**Objective:** Keep every line where the word "Глава" appears; drop the rest.

[Saved entries]

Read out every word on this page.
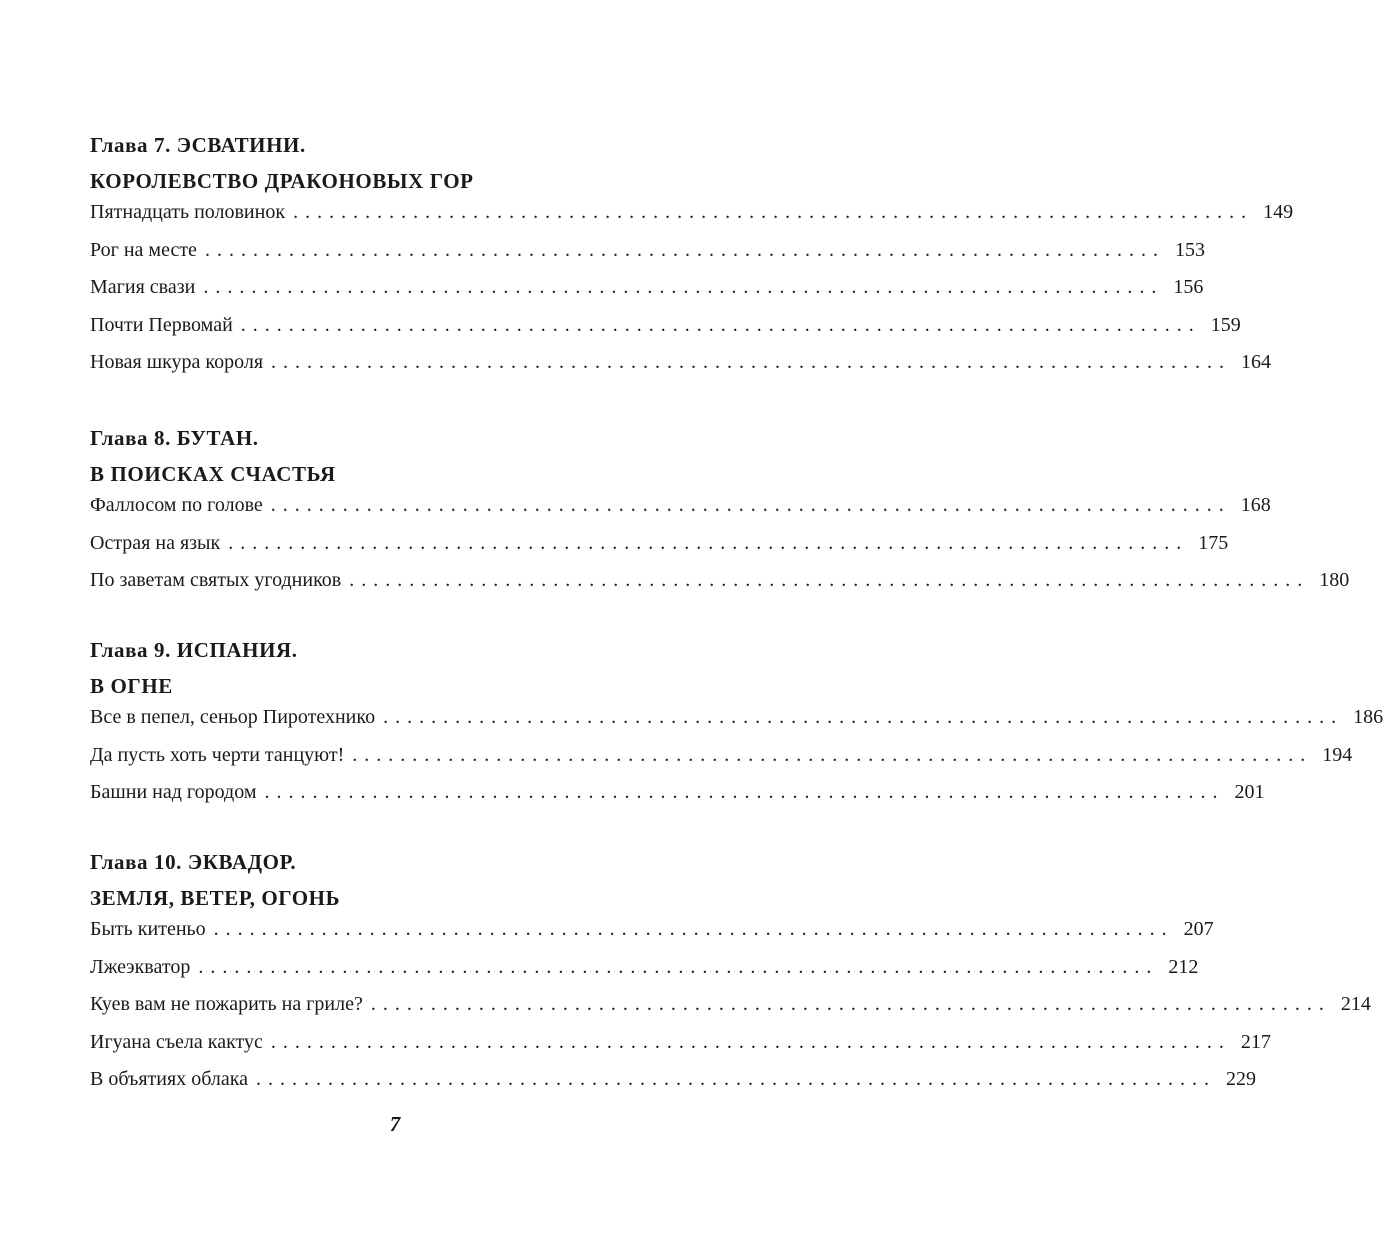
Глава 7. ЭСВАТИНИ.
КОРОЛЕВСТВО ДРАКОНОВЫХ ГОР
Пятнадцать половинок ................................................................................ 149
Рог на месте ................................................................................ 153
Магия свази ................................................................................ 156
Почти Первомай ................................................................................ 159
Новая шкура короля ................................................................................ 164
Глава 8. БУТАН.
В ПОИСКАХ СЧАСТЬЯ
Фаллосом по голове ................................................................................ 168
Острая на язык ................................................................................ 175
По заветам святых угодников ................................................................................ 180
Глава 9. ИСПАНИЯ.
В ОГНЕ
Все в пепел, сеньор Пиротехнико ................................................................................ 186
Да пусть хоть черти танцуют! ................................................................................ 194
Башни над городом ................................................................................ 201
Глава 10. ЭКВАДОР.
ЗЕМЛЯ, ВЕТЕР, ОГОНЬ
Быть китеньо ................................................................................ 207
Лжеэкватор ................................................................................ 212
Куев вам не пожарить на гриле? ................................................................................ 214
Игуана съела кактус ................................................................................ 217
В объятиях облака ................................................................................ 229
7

--

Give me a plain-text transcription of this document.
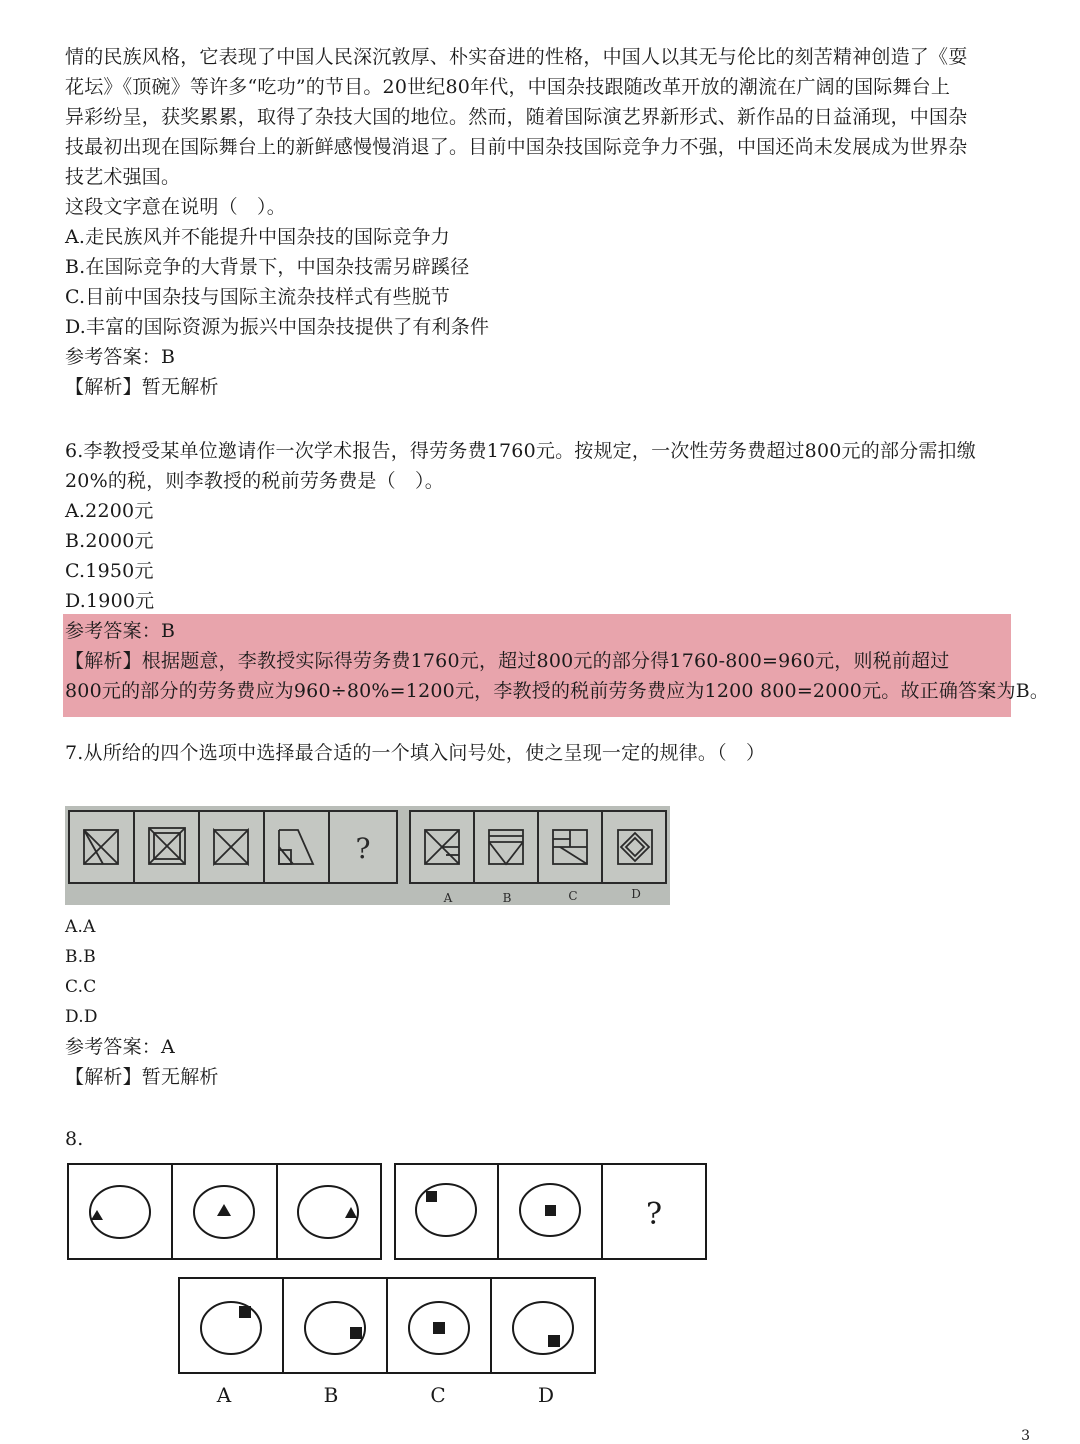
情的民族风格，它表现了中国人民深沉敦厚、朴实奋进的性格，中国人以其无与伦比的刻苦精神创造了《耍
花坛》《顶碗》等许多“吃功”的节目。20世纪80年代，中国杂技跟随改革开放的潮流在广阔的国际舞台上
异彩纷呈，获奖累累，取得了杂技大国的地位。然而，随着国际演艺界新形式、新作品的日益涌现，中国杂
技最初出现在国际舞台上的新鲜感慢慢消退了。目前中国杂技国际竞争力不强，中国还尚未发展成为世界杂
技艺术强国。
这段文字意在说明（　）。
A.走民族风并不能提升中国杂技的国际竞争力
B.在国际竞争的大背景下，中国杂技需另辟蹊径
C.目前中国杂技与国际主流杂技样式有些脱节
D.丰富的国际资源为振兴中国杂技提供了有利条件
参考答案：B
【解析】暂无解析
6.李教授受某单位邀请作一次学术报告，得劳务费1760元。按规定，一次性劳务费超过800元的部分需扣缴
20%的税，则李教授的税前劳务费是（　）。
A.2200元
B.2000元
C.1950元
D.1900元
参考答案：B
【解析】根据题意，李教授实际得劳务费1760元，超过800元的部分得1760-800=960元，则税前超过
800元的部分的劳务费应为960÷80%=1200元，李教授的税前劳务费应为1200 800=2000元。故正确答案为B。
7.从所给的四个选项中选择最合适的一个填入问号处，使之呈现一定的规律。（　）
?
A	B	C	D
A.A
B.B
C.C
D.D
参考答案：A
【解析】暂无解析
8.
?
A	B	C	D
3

**Task output:**
Глава 7. ЭСВАТИНИ.
Глава 8. БУТАН.
Глава 9. ИСПАНИЯ.
Глава 10. ЭКВАДОР.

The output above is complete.